---------- MATERIAL PROVIDED

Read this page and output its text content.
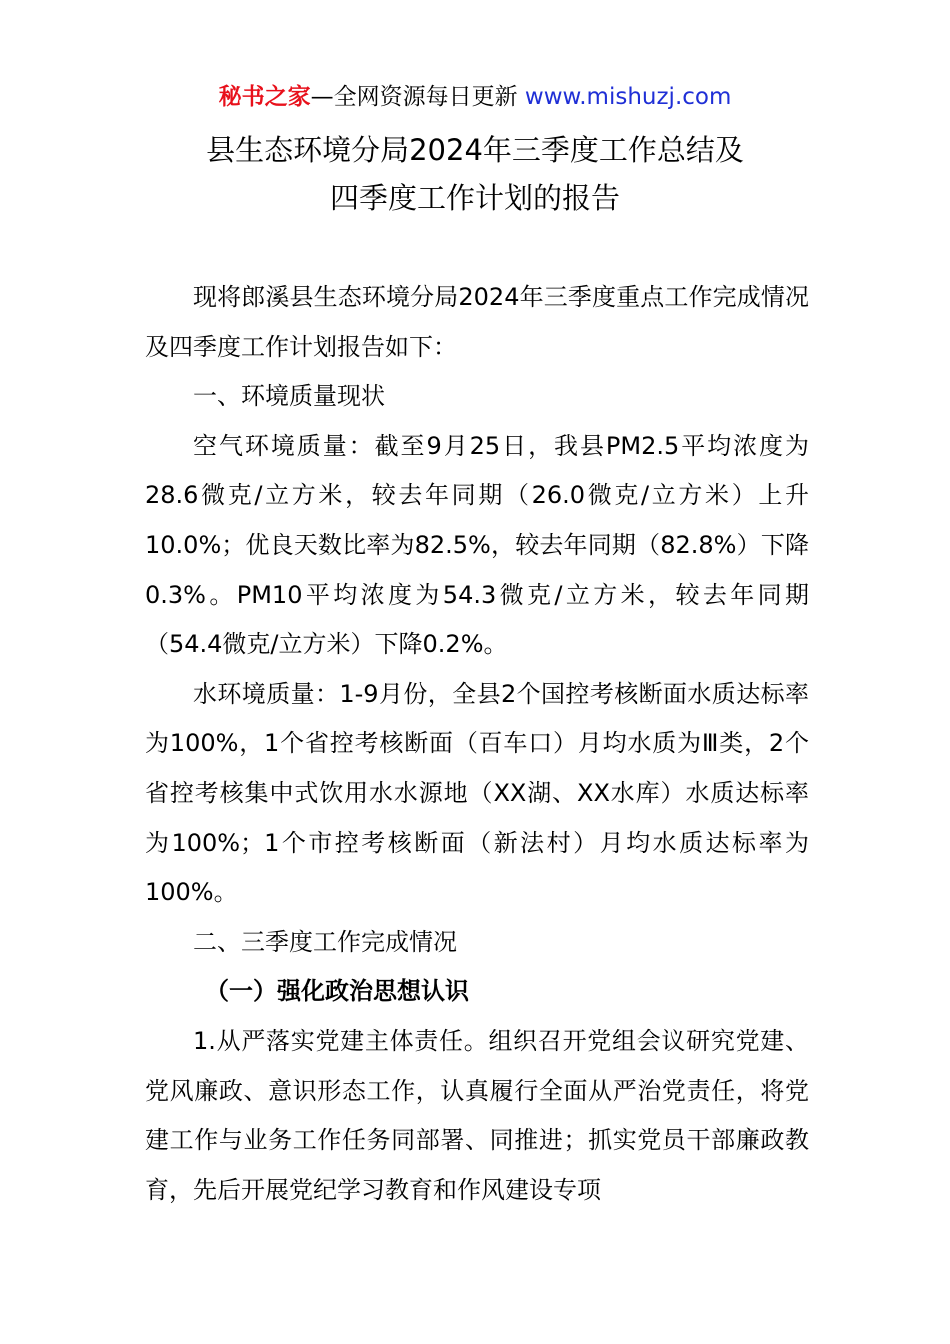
秘书之家—全网资源每日更新 www.mishuzj.com
县生态环境分局2024年三季度工作总结及
四季度工作计划的报告

现将郎溪县生态环境分局2024年三季度重点工作完成情况及四季度工作计划报告如下：

一、环境质量现状

空气环境质量：截至9月25日，我县PM2.5平均浓度为28.6微克/立方米，较去年同期（26.0微克/立方米）上升10.0%；优良天数比率为82.5%，较去年同期（82.8%）下降0.3%。PM10平均浓度为54.3微克/立方米，较去年同期（54.4微克/立方米）下降0.2%。

水环境质量：1-9月份，全县2个国控考核断面水质达标率为100%，1个省控考核断面（百车口）月均水质为Ⅲ类，2个省控考核集中式饮用水水源地（XX湖、XX水库）水质达标率为100%；1个市控考核断面（新法村）月均水质达标率为100%。

二、三季度工作完成情况

（一）强化政治思想认识

1.从严落实党建主体责任。组织召开党组会议研究党建、党风廉政、意识形态工作，认真履行全面从严治党责任，将党建工作与业务工作任务同部署、同推进；抓实党员干部廉政教育，先后开展党纪学习教育和作风建设专项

--------------------

PROBLEM REQUIREMENTS: Reproduce each record above by retyping it exactly; omit all images.

WRITTEN SOLUTION:
Read this page and output its text content.
秘书之家—全网资源每日更新 www.mishuzj.com
县生态环境分局2024年三季度工作总结及
四季度工作计划的报告

现将郎溪县生态环境分局2024年三季度重点工作完成情况及四季度工作计划报告如下：

一、环境质量现状

空气环境质量：截至9月25日，我县PM2.5平均浓度为28.6微克/立方米，较去年同期（26.0微克/立方米）上升10.0%；优良天数比率为82.5%，较去年同期（82.8%）下降0.3%。PM10平均浓度为54.3微克/立方米，较去年同期（54.4微克/立方米）下降0.2%。

水环境质量：1-9月份，全县2个国控考核断面水质达标率为100%，1个省控考核断面（百车口）月均水质为Ⅲ类，2个省控考核集中式饮用水水源地（XX湖、XX水库）水质达标率为100%；1个市控考核断面（新法村）月均水质达标率为100%。

二、三季度工作完成情况

（一）强化政治思想认识

1.从严落实党建主体责任。组织召开党组会议研究党建、党风廉政、意识形态工作，认真履行全面从严治党责任，将党建工作与业务工作任务同部署、同推进；抓实党员干部廉政教育，先后开展党纪学习教育和作风建设专项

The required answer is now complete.